Go through the listing and pick out each line with the word "продаже" in it.
┌────────
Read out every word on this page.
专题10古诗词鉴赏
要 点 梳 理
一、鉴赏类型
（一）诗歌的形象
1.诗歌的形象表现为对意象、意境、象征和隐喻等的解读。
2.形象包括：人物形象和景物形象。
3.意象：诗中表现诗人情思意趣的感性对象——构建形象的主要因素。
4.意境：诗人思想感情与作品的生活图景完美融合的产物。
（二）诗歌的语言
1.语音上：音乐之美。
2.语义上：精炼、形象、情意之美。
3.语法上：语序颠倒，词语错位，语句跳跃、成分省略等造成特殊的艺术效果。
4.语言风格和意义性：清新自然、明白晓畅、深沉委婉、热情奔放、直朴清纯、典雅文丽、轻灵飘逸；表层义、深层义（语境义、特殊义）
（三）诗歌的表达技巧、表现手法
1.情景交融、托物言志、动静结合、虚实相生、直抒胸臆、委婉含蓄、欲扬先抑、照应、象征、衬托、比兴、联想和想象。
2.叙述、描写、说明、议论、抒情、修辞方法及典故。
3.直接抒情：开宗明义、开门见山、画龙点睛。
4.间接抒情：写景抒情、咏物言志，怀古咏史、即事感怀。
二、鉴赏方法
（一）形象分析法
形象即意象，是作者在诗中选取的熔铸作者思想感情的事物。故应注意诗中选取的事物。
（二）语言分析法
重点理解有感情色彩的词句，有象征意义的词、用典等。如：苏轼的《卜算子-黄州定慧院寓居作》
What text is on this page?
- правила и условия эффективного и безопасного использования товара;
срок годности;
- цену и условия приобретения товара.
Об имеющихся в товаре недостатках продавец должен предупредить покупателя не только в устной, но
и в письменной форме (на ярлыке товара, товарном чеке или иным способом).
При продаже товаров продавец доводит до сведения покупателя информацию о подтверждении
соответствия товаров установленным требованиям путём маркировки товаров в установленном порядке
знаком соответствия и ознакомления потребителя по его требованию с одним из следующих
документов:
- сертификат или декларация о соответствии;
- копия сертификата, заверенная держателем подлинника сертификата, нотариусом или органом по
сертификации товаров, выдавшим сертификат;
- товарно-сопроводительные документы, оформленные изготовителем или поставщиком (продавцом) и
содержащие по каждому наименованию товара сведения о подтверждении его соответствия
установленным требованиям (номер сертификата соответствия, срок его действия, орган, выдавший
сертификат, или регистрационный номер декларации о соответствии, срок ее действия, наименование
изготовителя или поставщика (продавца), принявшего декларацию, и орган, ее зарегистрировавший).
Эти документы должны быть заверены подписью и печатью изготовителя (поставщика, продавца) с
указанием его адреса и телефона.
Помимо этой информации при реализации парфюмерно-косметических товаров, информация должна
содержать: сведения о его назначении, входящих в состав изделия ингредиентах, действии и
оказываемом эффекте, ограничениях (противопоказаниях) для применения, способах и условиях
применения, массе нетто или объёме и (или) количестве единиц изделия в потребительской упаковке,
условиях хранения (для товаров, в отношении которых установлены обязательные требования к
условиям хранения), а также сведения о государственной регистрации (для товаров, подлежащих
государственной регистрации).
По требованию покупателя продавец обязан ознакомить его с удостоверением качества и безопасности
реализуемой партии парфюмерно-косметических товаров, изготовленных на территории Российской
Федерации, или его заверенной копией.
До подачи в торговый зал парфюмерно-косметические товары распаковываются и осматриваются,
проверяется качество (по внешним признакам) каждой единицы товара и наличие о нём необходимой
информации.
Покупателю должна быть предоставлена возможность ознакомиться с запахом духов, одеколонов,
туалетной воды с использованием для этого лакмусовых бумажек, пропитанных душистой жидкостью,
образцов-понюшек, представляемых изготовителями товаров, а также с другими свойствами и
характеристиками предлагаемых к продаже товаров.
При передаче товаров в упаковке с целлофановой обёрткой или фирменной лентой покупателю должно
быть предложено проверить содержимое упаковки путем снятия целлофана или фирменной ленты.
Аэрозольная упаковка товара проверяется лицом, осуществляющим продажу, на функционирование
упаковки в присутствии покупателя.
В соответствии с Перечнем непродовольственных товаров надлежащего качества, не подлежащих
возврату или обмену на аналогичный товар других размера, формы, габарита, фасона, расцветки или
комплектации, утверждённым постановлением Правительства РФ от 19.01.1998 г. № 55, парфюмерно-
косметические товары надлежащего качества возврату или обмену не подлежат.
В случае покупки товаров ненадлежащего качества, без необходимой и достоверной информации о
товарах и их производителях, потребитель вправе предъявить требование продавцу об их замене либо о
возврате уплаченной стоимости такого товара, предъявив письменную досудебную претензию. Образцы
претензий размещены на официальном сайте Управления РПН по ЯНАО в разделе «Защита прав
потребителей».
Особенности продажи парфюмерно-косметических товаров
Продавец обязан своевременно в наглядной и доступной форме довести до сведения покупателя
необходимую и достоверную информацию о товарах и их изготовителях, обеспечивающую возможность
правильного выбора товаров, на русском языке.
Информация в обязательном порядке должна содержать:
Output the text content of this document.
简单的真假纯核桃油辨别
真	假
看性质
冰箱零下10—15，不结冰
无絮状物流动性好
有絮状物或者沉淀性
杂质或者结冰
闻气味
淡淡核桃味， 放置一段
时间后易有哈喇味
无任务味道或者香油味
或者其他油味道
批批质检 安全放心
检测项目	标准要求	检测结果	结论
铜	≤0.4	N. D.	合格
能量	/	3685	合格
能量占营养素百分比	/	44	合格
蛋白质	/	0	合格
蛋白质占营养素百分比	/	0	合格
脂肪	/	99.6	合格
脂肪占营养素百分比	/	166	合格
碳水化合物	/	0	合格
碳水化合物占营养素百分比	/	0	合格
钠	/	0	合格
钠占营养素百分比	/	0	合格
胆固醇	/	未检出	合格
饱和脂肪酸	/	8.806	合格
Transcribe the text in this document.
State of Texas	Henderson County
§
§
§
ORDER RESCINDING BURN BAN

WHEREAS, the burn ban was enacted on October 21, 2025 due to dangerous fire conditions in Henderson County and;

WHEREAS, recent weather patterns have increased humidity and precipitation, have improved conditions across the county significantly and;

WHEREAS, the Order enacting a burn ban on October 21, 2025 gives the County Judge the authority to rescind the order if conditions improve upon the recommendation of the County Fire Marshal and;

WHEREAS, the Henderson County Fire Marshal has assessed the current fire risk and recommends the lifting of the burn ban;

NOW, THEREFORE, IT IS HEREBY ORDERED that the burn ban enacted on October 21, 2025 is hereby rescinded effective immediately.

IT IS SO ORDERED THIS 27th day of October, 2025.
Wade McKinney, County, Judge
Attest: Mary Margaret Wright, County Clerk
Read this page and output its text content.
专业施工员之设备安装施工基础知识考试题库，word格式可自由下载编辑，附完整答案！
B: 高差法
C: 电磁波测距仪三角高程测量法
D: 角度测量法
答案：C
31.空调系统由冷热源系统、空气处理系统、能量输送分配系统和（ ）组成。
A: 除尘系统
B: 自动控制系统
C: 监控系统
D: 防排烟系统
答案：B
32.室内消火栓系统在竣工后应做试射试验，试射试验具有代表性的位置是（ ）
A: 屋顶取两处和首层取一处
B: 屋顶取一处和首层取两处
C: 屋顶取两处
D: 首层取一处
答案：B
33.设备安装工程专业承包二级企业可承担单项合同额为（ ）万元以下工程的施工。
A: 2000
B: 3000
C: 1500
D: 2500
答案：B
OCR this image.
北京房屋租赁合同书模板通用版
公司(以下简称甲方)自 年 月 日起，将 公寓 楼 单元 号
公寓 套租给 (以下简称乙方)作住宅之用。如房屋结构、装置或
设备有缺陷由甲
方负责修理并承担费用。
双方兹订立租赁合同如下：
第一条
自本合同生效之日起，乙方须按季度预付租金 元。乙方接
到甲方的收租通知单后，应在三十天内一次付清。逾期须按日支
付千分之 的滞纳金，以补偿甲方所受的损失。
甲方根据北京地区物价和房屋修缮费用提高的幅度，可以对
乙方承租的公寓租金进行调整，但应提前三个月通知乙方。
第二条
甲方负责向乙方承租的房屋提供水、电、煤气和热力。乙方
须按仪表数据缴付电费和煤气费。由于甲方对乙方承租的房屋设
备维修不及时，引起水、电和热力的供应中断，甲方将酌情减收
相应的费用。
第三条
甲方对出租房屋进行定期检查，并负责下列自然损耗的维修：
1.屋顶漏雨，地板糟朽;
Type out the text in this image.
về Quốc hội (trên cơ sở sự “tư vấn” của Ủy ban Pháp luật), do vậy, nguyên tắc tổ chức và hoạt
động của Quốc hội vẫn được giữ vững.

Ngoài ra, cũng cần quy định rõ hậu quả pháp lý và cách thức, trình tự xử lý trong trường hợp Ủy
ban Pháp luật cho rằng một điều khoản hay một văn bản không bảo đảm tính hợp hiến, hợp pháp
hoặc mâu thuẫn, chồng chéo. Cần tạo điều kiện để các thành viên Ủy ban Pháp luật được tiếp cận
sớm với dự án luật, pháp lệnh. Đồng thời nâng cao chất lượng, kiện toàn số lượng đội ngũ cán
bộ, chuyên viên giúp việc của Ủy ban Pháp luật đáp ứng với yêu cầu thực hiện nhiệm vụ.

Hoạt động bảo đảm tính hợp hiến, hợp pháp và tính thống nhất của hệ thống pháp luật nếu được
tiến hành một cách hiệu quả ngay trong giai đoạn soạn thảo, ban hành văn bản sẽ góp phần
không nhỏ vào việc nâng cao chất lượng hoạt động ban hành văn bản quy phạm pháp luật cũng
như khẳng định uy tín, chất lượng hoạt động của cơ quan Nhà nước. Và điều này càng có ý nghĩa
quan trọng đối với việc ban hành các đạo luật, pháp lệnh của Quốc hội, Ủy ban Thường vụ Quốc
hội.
└────────
» SOLUTION TO THIS PROBLEM
При продаже товаров продавец доводит до сведения покупателя информацию о подтверждении
характеристиками предлагаемых к продаже товаров.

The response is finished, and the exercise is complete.